** GIVEN PROBLEM **
Locate each line in the records containing "says". Copy it.
::::
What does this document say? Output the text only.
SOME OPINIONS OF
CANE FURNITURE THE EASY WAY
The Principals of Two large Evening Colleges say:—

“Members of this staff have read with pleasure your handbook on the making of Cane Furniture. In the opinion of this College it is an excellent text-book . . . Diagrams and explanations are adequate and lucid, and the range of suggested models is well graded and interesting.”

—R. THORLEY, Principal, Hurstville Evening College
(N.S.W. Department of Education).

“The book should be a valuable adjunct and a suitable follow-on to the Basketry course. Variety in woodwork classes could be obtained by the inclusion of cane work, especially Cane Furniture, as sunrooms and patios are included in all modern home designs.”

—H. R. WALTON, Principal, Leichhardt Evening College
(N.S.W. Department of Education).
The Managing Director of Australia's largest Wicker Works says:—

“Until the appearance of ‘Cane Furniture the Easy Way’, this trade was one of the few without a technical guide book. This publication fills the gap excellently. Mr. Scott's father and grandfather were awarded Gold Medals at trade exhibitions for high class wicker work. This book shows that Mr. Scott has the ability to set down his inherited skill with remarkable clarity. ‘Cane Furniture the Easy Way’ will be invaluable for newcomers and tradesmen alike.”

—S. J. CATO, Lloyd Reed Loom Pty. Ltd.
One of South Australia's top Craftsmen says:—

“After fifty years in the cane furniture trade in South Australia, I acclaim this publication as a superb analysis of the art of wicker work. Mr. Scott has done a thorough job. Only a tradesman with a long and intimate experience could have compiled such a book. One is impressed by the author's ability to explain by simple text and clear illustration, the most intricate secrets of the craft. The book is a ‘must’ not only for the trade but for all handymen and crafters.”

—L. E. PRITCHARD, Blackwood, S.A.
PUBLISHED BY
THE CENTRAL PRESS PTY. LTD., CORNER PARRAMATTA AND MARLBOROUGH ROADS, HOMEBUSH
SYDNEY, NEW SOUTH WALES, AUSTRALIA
::::
** FULL SOLUTION **
The Managing Director of Australia's largest Wicker Works says:—
One of South Australia's top Craftsmen says:—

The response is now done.